Repeat the material verbatim. Images are excluded from the copy.

-------------------------

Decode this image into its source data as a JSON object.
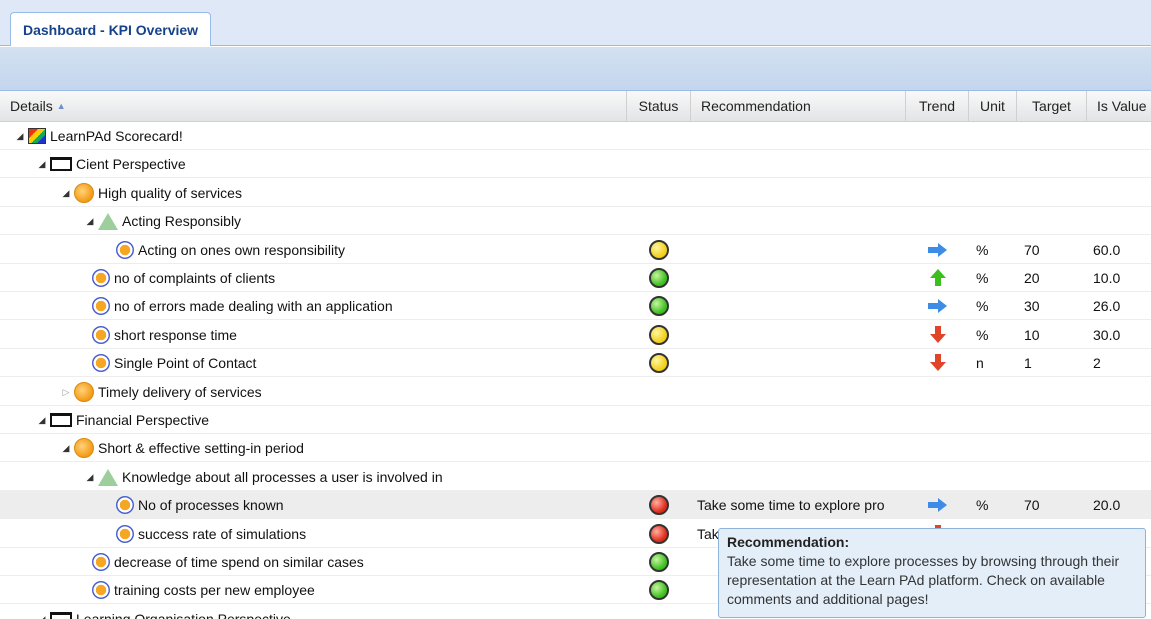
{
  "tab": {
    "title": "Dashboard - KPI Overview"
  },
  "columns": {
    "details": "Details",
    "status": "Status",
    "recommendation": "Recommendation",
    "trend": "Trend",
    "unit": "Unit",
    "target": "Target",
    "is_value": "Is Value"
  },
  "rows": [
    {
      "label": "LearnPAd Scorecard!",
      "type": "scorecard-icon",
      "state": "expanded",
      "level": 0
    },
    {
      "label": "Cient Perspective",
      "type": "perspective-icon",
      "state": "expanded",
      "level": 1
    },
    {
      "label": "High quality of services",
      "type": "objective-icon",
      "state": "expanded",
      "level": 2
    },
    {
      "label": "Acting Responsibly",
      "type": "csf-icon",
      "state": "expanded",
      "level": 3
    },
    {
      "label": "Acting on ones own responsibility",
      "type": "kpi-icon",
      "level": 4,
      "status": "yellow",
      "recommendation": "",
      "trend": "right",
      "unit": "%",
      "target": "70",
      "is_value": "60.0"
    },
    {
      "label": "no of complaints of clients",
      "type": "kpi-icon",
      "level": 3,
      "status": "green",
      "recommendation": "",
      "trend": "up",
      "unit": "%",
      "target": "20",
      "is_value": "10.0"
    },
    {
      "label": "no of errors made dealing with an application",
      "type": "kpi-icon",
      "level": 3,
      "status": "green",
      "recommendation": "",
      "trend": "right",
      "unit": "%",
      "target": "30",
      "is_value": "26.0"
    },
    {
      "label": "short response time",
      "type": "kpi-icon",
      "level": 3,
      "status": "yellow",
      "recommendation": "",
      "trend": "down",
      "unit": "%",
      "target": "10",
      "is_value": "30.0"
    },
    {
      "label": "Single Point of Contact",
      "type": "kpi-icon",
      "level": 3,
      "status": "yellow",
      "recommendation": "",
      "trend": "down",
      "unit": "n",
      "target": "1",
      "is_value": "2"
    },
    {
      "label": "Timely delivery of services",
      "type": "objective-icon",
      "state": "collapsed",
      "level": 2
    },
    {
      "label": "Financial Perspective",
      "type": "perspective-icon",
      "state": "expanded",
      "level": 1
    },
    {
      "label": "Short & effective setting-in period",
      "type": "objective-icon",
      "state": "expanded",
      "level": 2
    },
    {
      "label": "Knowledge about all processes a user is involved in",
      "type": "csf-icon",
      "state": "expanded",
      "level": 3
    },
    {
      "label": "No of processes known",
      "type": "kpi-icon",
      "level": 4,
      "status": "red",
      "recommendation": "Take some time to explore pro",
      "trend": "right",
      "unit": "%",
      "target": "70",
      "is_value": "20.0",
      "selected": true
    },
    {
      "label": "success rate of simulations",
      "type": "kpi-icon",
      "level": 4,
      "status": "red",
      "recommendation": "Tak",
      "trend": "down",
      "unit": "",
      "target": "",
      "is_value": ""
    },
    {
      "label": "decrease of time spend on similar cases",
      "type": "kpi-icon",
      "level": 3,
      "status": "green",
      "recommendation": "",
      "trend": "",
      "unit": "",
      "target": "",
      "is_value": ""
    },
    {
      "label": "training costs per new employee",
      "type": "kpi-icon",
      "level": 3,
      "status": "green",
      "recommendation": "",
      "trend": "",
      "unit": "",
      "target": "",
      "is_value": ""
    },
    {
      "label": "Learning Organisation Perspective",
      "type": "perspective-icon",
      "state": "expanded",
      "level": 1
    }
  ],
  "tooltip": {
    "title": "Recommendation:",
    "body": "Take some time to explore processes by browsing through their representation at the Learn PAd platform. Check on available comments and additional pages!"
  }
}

-------------------------

# REPLY:
Decode this image into its source data as a JSON object.
{
  "tab": {
    "title": "Dashboard - KPI Overview"
  },
  "columns": {
    "details": "Details",
    "status": "Status",
    "recommendation": "Recommendation",
    "trend": "Trend",
    "unit": "Unit",
    "target": "Target",
    "is_value": "Is Value"
  },
  "rows": [
    {
      "label": "LearnPAd Scorecard!",
      "type": "scorecard-icon",
      "state": "expanded",
      "level": 0
    },
    {
      "label": "Cient Perspective",
      "type": "perspective-icon",
      "state": "expanded",
      "level": 1
    },
    {
      "label": "High quality of services",
      "type": "objective-icon",
      "state": "expanded",
      "level": 2
    },
    {
      "label": "Acting Responsibly",
      "type": "csf-icon",
      "state": "expanded",
      "level": 3
    },
    {
      "label": "Acting on ones own responsibility",
      "type": "kpi-icon",
      "level": 4,
      "status": "yellow",
      "recommendation": "",
      "trend": "right",
      "unit": "%",
      "target": "70",
      "is_value": "60.0"
    },
    {
      "label": "no of complaints of clients",
      "type": "kpi-icon",
      "level": 3,
      "status": "green",
      "recommendation": "",
      "trend": "up",
      "unit": "%",
      "target": "20",
      "is_value": "10.0"
    },
    {
      "label": "no of errors made dealing with an application",
      "type": "kpi-icon",
      "level": 3,
      "status": "green",
      "recommendation": "",
      "trend": "right",
      "unit": "%",
      "target": "30",
      "is_value": "26.0"
    },
    {
      "label": "short response time",
      "type": "kpi-icon",
      "level": 3,
      "status": "yellow",
      "recommendation": "",
      "trend": "down",
      "unit": "%",
      "target": "10",
      "is_value": "30.0"
    },
    {
      "label": "Single Point of Contact",
      "type": "kpi-icon",
      "level": 3,
      "status": "yellow",
      "recommendation": "",
      "trend": "down",
      "unit": "n",
      "target": "1",
      "is_value": "2"
    },
    {
      "label": "Timely delivery of services",
      "type": "objective-icon",
      "state": "collapsed",
      "level": 2
    },
    {
      "label": "Financial Perspective",
      "type": "perspective-icon",
      "state": "expanded",
      "level": 1
    },
    {
      "label": "Short & effective setting-in period",
      "type": "objective-icon",
      "state": "expanded",
      "level": 2
    },
    {
      "label": "Knowledge about all processes a user is involved in",
      "type": "csf-icon",
      "state": "expanded",
      "level": 3
    },
    {
      "label": "No of processes known",
      "type": "kpi-icon",
      "level": 4,
      "status": "red",
      "recommendation": "Take some time to explore pro",
      "trend": "right",
      "unit": "%",
      "target": "70",
      "is_value": "20.0",
      "selected": true
    },
    {
      "label": "success rate of simulations",
      "type": "kpi-icon",
      "level": 4,
      "status": "red",
      "recommendation": "Tak",
      "trend": "down",
      "unit": "",
      "target": "",
      "is_value": ""
    },
    {
      "label": "decrease of time spend on similar cases",
      "type": "kpi-icon",
      "level": 3,
      "status": "green",
      "recommendation": "",
      "trend": "",
      "unit": "",
      "target": "",
      "is_value": ""
    },
    {
      "label": "training costs per new employee",
      "type": "kpi-icon",
      "level": 3,
      "status": "green",
      "recommendation": "",
      "trend": "",
      "unit": "",
      "target": "",
      "is_value": ""
    },
    {
      "label": "Learning Organisation Perspective",
      "type": "perspective-icon",
      "state": "expanded",
      "level": 1
    }
  ],
  "tooltip": {
    "title": "Recommendation:",
    "body": "Take some time to explore processes by browsing through their representation at the Learn PAd platform. Check on available comments and additional pages!"
  }
}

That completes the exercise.